TASK DESCRIPTION:
Look through the material below for "What". Copy every line that contains it.
>> start DATA FOR THE TASK
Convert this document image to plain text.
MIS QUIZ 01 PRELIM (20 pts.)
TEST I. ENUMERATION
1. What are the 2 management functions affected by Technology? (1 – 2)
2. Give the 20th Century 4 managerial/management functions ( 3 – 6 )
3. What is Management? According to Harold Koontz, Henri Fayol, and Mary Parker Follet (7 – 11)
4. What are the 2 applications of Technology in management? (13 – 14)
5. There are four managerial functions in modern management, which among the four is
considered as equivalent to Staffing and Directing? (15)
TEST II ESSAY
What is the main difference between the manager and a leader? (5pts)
>> end DATA FOR THE TASK
ANSWER TO THIS TASK:
1. What are the 2 management functions affected by Technology? (1 – 2)
3. What is Management? According to Harold Koontz, Henri Fayol, and Mary Parker Follet (7 – 11)
4. What are the 2 applications of Technology in management? (13 – 14)
What is the main difference between the manager and a leader? (5pts)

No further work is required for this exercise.